**YOUR OBJECTIVE**
Provide an exact transcription of all the records.

........

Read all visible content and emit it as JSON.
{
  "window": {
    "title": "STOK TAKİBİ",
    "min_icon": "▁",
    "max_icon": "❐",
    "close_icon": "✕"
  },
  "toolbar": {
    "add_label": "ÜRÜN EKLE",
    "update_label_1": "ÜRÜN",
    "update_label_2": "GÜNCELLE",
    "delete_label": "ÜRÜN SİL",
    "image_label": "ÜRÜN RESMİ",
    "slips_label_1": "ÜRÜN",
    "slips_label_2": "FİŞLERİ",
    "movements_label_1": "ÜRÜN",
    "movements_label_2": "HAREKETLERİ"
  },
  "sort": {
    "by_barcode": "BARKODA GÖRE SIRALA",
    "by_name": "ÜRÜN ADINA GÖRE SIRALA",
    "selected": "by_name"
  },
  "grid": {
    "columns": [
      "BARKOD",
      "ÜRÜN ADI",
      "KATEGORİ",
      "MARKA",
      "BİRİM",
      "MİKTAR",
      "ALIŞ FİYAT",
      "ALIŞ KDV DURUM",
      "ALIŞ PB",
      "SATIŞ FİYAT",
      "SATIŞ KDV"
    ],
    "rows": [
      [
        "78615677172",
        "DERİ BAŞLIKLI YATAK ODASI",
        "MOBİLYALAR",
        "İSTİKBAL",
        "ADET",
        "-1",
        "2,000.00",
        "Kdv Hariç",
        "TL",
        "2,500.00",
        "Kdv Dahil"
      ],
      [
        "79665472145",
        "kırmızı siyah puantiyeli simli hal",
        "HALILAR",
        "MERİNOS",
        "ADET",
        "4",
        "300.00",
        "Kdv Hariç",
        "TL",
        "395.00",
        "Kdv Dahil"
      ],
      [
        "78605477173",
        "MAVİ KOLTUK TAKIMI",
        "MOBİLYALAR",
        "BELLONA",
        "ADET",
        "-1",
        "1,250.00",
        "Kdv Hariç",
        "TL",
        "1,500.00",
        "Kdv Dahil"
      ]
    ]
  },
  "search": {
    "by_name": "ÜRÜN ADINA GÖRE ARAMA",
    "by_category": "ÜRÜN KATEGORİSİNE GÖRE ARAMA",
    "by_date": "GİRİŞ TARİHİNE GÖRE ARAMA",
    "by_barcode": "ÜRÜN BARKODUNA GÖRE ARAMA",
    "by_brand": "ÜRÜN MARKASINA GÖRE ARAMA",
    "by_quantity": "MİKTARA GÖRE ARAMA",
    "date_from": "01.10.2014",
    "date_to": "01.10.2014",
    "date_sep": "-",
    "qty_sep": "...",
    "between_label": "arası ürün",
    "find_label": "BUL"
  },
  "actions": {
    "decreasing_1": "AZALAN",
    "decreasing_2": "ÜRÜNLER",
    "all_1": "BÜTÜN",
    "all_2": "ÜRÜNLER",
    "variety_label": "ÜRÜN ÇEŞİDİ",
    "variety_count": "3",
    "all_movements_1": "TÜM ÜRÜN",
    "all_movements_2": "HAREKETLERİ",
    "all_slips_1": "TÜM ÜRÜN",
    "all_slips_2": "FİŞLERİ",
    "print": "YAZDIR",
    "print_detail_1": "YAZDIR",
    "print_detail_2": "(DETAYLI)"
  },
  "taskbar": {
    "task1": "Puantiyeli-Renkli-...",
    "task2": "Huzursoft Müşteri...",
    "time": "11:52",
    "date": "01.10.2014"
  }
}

........

**FINAL ANSWER**
Read all visible content and emit it as JSON.
{
  "window": {
    "title": "STOK TAKİBİ",
    "min_icon": "▁",
    "max_icon": "❐",
    "close_icon": "✕"
  },
  "toolbar": {
    "add_label": "ÜRÜN EKLE",
    "update_label_1": "ÜRÜN",
    "update_label_2": "GÜNCELLE",
    "delete_label": "ÜRÜN SİL",
    "image_label": "ÜRÜN RESMİ",
    "slips_label_1": "ÜRÜN",
    "slips_label_2": "FİŞLERİ",
    "movements_label_1": "ÜRÜN",
    "movements_label_2": "HAREKETLERİ"
  },
  "sort": {
    "by_barcode": "BARKODA GÖRE SIRALA",
    "by_name": "ÜRÜN ADINA GÖRE SIRALA",
    "selected": "by_name"
  },
  "grid": {
    "columns": [
      "BARKOD",
      "ÜRÜN ADI",
      "KATEGORİ",
      "MARKA",
      "BİRİM",
      "MİKTAR",
      "ALIŞ FİYAT",
      "ALIŞ KDV DURUM",
      "ALIŞ PB",
      "SATIŞ FİYAT",
      "SATIŞ KDV"
    ],
    "rows": [
      [
        "78615677172",
        "DERİ BAŞLIKLI YATAK ODASI",
        "MOBİLYALAR",
        "İSTİKBAL",
        "ADET",
        "-1",
        "2,000.00",
        "Kdv Hariç",
        "TL",
        "2,500.00",
        "Kdv Dahil"
      ],
      [
        "79665472145",
        "kırmızı siyah puantiyeli simli hal",
        "HALILAR",
        "MERİNOS",
        "ADET",
        "4",
        "300.00",
        "Kdv Hariç",
        "TL",
        "395.00",
        "Kdv Dahil"
      ],
      [
        "78605477173",
        "MAVİ KOLTUK TAKIMI",
        "MOBİLYALAR",
        "BELLONA",
        "ADET",
        "-1",
        "1,250.00",
        "Kdv Hariç",
        "TL",
        "1,500.00",
        "Kdv Dahil"
      ]
    ]
  },
  "search": {
    "by_name": "ÜRÜN ADINA GÖRE ARAMA",
    "by_category": "ÜRÜN KATEGORİSİNE GÖRE ARAMA",
    "by_date": "GİRİŞ TARİHİNE GÖRE ARAMA",
    "by_barcode": "ÜRÜN BARKODUNA GÖRE ARAMA",
    "by_brand": "ÜRÜN MARKASINA GÖRE ARAMA",
    "by_quantity": "MİKTARA GÖRE ARAMA",
    "date_from": "01.10.2014",
    "date_to": "01.10.2014",
    "date_sep": "-",
    "qty_sep": "...",
    "between_label": "arası ürün",
    "find_label": "BUL"
  },
  "actions": {
    "decreasing_1": "AZALAN",
    "decreasing_2": "ÜRÜNLER",
    "all_1": "BÜTÜN",
    "all_2": "ÜRÜNLER",
    "variety_label": "ÜRÜN ÇEŞİDİ",
    "variety_count": "3",
    "all_movements_1": "TÜM ÜRÜN",
    "all_movements_2": "HAREKETLERİ",
    "all_slips_1": "TÜM ÜRÜN",
    "all_slips_2": "FİŞLERİ",
    "print": "YAZDIR",
    "print_detail_1": "YAZDIR",
    "print_detail_2": "(DETAYLI)"
  },
  "taskbar": {
    "task1": "Puantiyeli-Renkli-...",
    "task2": "Huzursoft Müşteri...",
    "time": "11:52",
    "date": "01.10.2014"
  }
}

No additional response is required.